▶ _Items from a data source_:
------------------------------------------------------------------------

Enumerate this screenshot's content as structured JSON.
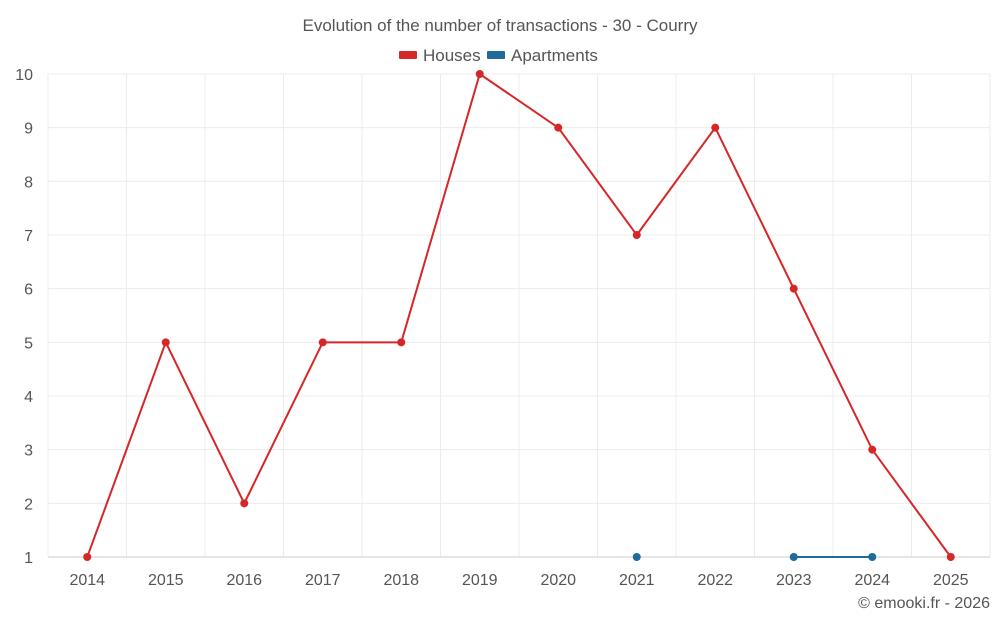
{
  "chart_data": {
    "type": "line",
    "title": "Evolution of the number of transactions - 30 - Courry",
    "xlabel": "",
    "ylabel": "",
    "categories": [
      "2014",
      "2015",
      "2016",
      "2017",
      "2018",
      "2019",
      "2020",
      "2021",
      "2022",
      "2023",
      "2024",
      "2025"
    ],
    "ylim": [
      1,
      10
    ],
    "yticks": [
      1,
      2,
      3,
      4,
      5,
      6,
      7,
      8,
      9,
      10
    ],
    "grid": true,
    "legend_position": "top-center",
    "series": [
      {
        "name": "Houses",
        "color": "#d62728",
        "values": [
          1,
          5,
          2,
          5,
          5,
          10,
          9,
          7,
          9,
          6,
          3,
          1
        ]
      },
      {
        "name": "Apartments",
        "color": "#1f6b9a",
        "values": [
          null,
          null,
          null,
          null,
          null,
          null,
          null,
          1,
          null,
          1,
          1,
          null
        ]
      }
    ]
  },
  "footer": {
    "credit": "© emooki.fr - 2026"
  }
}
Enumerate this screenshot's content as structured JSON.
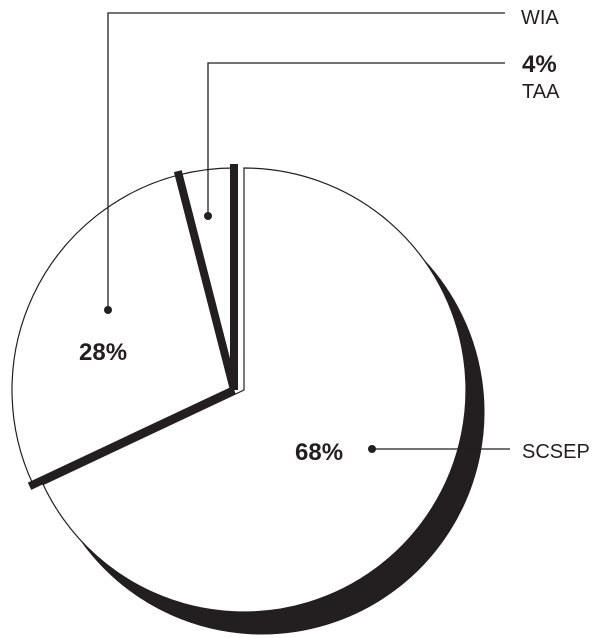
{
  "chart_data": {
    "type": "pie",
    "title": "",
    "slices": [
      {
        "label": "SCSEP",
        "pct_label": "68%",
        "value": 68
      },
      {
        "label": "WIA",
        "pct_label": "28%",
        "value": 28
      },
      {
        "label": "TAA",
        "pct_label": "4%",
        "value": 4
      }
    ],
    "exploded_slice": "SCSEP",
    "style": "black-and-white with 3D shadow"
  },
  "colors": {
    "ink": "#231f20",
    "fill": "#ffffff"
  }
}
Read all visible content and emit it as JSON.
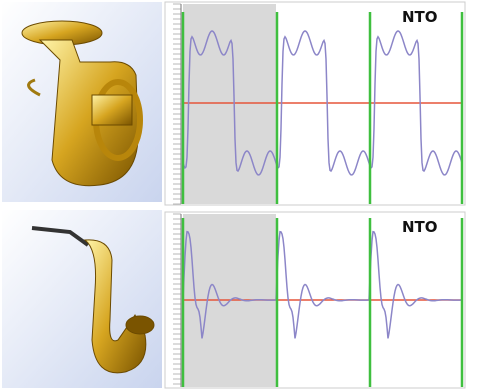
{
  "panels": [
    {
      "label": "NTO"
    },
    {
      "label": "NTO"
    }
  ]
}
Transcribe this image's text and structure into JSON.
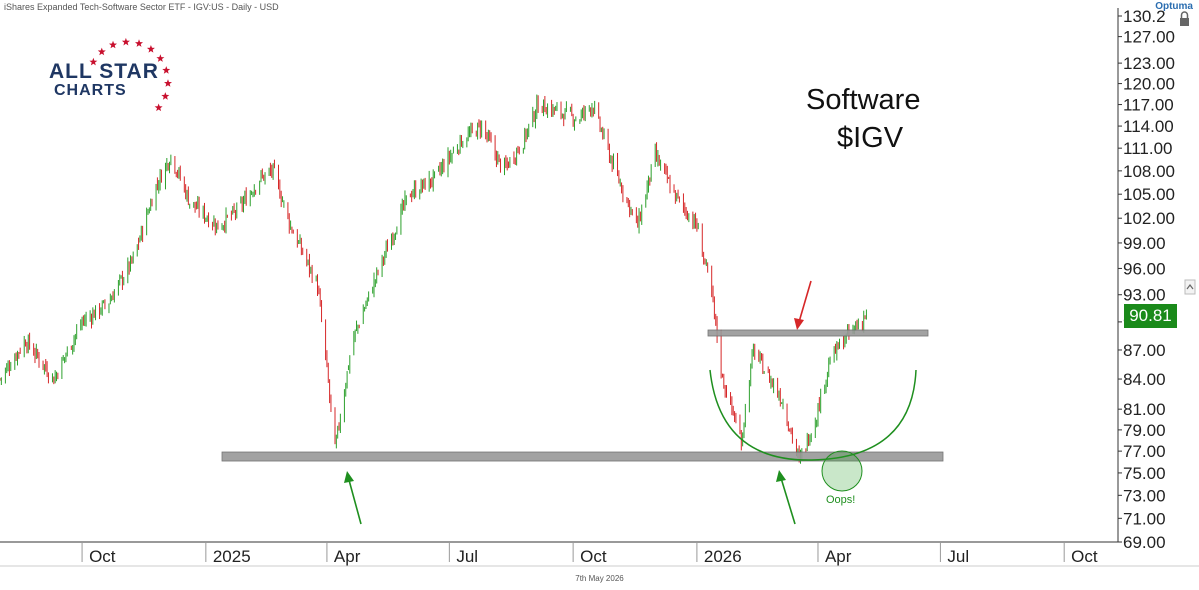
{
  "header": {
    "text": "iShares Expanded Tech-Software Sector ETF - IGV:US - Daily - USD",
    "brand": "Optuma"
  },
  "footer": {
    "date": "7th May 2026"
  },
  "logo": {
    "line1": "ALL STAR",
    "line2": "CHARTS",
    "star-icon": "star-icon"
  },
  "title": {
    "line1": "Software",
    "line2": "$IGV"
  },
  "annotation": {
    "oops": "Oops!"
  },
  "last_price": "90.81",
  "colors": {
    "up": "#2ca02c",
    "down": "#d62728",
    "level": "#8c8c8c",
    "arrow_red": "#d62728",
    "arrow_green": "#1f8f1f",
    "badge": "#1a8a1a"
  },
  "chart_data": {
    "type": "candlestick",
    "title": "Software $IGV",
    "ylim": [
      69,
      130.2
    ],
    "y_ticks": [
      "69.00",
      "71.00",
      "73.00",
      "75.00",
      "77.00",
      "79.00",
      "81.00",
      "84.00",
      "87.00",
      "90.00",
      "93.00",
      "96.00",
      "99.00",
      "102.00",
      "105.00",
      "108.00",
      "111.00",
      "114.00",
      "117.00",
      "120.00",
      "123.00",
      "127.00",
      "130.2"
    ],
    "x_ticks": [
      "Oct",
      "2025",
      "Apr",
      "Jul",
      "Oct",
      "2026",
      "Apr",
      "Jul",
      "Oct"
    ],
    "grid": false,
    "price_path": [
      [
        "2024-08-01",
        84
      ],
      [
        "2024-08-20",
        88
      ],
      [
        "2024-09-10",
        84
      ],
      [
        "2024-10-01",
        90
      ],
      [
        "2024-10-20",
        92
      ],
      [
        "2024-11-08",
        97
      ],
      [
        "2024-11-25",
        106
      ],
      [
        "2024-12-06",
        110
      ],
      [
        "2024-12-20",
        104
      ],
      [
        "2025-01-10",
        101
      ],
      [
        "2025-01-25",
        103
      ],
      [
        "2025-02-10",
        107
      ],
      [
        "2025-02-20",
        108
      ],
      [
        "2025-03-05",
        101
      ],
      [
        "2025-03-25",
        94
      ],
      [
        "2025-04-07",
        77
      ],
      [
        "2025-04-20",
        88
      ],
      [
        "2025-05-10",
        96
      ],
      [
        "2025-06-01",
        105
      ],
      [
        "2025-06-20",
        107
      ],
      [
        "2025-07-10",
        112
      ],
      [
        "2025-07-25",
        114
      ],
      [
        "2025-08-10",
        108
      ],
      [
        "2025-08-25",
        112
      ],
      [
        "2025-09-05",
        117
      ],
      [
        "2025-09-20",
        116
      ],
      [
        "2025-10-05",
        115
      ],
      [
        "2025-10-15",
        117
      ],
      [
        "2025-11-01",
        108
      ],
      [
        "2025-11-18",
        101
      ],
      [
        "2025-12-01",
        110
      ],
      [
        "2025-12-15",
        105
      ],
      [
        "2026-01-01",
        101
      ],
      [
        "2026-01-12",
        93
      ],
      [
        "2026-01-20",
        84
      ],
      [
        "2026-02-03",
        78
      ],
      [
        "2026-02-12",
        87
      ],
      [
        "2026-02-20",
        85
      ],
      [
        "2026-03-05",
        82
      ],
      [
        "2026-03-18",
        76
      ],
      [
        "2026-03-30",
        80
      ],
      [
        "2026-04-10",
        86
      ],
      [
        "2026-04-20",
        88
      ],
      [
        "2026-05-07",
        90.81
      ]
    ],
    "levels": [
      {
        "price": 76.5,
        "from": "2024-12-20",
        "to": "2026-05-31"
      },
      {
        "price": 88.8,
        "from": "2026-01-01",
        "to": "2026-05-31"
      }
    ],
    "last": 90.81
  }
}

------------------------------------------------------------------------

Repeat all the data as it stands, dropping any images it holds.

Enumerate this screenshot's content as structured JSON.
{
  "chart_data": {
    "type": "line",
    "title": "Evolution of the number of transactions - 30 - Courry",
    "xlabel": "",
    "ylabel": "",
    "categories": [
      "2014",
      "2015",
      "2016",
      "2017",
      "2018",
      "2019",
      "2020",
      "2021",
      "2022",
      "2023",
      "2024",
      "2025"
    ],
    "ylim": [
      1,
      10
    ],
    "yticks": [
      1,
      2,
      3,
      4,
      5,
      6,
      7,
      8,
      9,
      10
    ],
    "grid": true,
    "legend_position": "top-center",
    "series": [
      {
        "name": "Houses",
        "color": "#d62728",
        "values": [
          1,
          5,
          2,
          5,
          5,
          10,
          9,
          7,
          9,
          6,
          3,
          1
        ]
      },
      {
        "name": "Apartments",
        "color": "#1f6b9a",
        "values": [
          null,
          null,
          null,
          null,
          null,
          null,
          null,
          1,
          null,
          1,
          1,
          null
        ]
      }
    ]
  },
  "footer": {
    "credit": "© emooki.fr - 2026"
  }
}
Enumerate this screenshot's content as structured JSON.
{
  "chart_data": {
    "type": "pie",
    "title": "",
    "slices": [
      {
        "label": "SCSEP",
        "pct_label": "68%",
        "value": 68
      },
      {
        "label": "WIA",
        "pct_label": "28%",
        "value": 28
      },
      {
        "label": "TAA",
        "pct_label": "4%",
        "value": 4
      }
    ],
    "exploded_slice": "SCSEP",
    "style": "black-and-white with 3D shadow"
  },
  "colors": {
    "ink": "#231f20",
    "fill": "#ffffff"
  }
}
Read all visible content and emit it as JSON.
{
  "panels": [
    {
      "label": "NTO"
    },
    {
      "label": "NTO"
    }
  ]
}
Transcribe this image's text and structure into JSON.
{
  "header": {
    "text": "iShares Expanded Tech-Software Sector ETF - IGV:US - Daily - USD",
    "brand": "Optuma"
  },
  "footer": {
    "date": "7th May 2026"
  },
  "logo": {
    "line1": "ALL STAR",
    "line2": "CHARTS",
    "star-icon": "star-icon"
  },
  "title": {
    "line1": "Software",
    "line2": "$IGV"
  },
  "annotation": {
    "oops": "Oops!"
  },
  "last_price": "90.81",
  "colors": {
    "up": "#2ca02c",
    "down": "#d62728",
    "level": "#8c8c8c",
    "arrow_red": "#d62728",
    "arrow_green": "#1f8f1f",
    "badge": "#1a8a1a"
  },
  "chart_data": {
    "type": "candlestick",
    "title": "Software $IGV",
    "ylim": [
      69,
      130.2
    ],
    "y_ticks": [
      "69.00",
      "71.00",
      "73.00",
      "75.00",
      "77.00",
      "79.00",
      "81.00",
      "84.00",
      "87.00",
      "90.00",
      "93.00",
      "96.00",
      "99.00",
      "102.00",
      "105.00",
      "108.00",
      "111.00",
      "114.00",
      "117.00",
      "120.00",
      "123.00",
      "127.00",
      "130.2"
    ],
    "x_ticks": [
      "Oct",
      "2025",
      "Apr",
      "Jul",
      "Oct",
      "2026",
      "Apr",
      "Jul",
      "Oct"
    ],
    "grid": false,
    "price_path": [
      [
        "2024-08-01",
        84
      ],
      [
        "2024-08-20",
        88
      ],
      [
        "2024-09-10",
        84
      ],
      [
        "2024-10-01",
        90
      ],
      [
        "2024-10-20",
        92
      ],
      [
        "2024-11-08",
        97
      ],
      [
        "2024-11-25",
        106
      ],
      [
        "2024-12-06",
        110
      ],
      [
        "2024-12-20",
        104
      ],
      [
        "2025-01-10",
        101
      ],
      [
        "2025-01-25",
        103
      ],
      [
        "2025-02-10",
        107
      ],
      [
        "2025-02-20",
        108
      ],
      [
        "2025-03-05",
        101
      ],
      [
        "2025-03-25",
        94
      ],
      [
        "2025-04-07",
        77
      ],
      [
        "2025-04-20",
        88
      ],
      [
        "2025-05-10",
        96
      ],
      [
        "2025-06-01",
        105
      ],
      [
        "2025-06-20",
        107
      ],
      [
        "2025-07-10",
        112
      ],
      [
        "2025-07-25",
        114
      ],
      [
        "2025-08-10",
        108
      ],
      [
        "2025-08-25",
        112
      ],
      [
        "2025-09-05",
        117
      ],
      [
        "2025-09-20",
        116
      ],
      [
        "2025-10-05",
        115
      ],
      [
        "2025-10-15",
        117
      ],
      [
        "2025-11-01",
        108
      ],
      [
        "2025-11-18",
        101
      ],
      [
        "2025-12-01",
        110
      ],
      [
        "2025-12-15",
        105
      ],
      [
        "2026-01-01",
        101
      ],
      [
        "2026-01-12",
        93
      ],
      [
        "2026-01-20",
        84
      ],
      [
        "2026-02-03",
        78
      ],
      [
        "2026-02-12",
        87
      ],
      [
        "2026-02-20",
        85
      ],
      [
        "2026-03-05",
        82
      ],
      [
        "2026-03-18",
        76
      ],
      [
        "2026-03-30",
        80
      ],
      [
        "2026-04-10",
        86
      ],
      [
        "2026-04-20",
        88
      ],
      [
        "2026-05-07",
        90.81
      ]
    ],
    "levels": [
      {
        "price": 76.5,
        "from": "2024-12-20",
        "to": "2026-05-31"
      },
      {
        "price": 88.8,
        "from": "2026-01-01",
        "to": "2026-05-31"
      }
    ],
    "last": 90.81
  }
}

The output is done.